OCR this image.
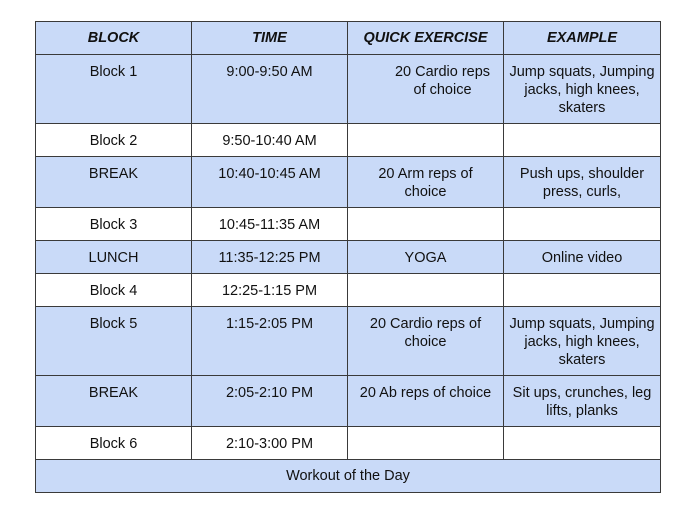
BLOCK	TIME	QUICK EXERCISE	EXAMPLE
Block 1	9:00-9:50 AM	20 Cardio reps of choice	Jump squats, Jumping jacks, high knees, skaters
Block 2	9:50-10:40 AM		
BREAK	10:40-10:45 AM	20 Arm reps of choice	Push ups, shoulder press, curls,
Block 3	10:45-11:35 AM		
LUNCH	11:35-12:25 PM	YOGA	Online video
Block 4	12:25-1:15 PM		
Block 5	1:15-2:05 PM	20 Cardio reps of choice	Jump squats, Jumping jacks, high knees, skaters
BREAK	2:05-2:10 PM	20 Ab reps of choice	Sit ups, crunches, leg lifts, planks
Block 6	2:10-3:00 PM		
Workout of the Day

--*--

== TASK ==
Every line should be retyped exactly, with the pictures omitted.

== TASK OUTPUT ==
OCR this image.
BLOCK	TIME	QUICK EXERCISE	EXAMPLE
Block 1	9:00-9:50 AM	20 Cardio reps of choice	Jump squats, Jumping jacks, high knees, skaters
Block 2	9:50-10:40 AM		
BREAK	10:40-10:45 AM	20 Arm reps of choice	Push ups, shoulder press, curls,
Block 3	10:45-11:35 AM		
LUNCH	11:35-12:25 PM	YOGA	Online video
Block 4	12:25-1:15 PM		
Block 5	1:15-2:05 PM	20 Cardio reps of choice	Jump squats, Jumping jacks, high knees, skaters
BREAK	2:05-2:10 PM	20 Ab reps of choice	Sit ups, crunches, leg lifts, planks
Block 6	2:10-3:00 PM		
Workout of the Day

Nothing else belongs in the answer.